:: EXERCISE INPUTS ::

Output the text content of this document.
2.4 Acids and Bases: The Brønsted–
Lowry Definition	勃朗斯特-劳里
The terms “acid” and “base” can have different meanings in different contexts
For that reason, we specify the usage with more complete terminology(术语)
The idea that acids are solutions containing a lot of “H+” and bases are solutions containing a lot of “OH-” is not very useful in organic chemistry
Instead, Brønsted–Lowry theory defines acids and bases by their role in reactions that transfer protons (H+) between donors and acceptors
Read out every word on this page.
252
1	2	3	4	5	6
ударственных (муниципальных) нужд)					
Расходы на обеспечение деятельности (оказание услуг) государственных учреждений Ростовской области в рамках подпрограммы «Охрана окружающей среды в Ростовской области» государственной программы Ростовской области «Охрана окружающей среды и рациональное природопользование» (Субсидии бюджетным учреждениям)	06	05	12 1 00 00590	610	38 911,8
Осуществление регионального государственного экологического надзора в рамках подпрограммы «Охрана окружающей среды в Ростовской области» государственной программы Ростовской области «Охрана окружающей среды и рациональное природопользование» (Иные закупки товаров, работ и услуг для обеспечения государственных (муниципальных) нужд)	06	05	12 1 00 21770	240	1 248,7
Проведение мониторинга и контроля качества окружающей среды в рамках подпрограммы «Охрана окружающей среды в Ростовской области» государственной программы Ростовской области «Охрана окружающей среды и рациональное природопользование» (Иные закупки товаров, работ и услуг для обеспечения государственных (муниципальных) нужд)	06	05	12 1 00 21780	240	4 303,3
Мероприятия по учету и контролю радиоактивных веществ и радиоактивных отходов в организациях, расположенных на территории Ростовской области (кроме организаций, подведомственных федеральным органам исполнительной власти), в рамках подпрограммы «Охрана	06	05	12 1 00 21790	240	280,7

:::

> [WHAT THE EXERCISE ASKS]
Select every line of the records holding the string "обеспечения".

> [WRITTEN ANSWER]
Осуществление регионального государственного экологического надзора в рамках подпрограммы «Охрана окружающей среды в Ростовской области» государственной программы Ростовской области «Охрана окружающей среды и рациональное природопользование» (Иные закупки товаров, работ и услуг для обеспечения государственных (муниципальных) нужд)	06	05	12 1 00 21770	240	1 248,7
Проведение мониторинга и контроля качества окружающей среды в рамках подпрограммы «Охрана окружающей среды в Ростовской области» государственной программы Ростовской области «Охрана окружающей среды и рациональное природопользование» (Иные закупки товаров, работ и услуг для обеспечения государственных (муниципальных) нужд)	06	05	12 1 00 21780	240	4 303,3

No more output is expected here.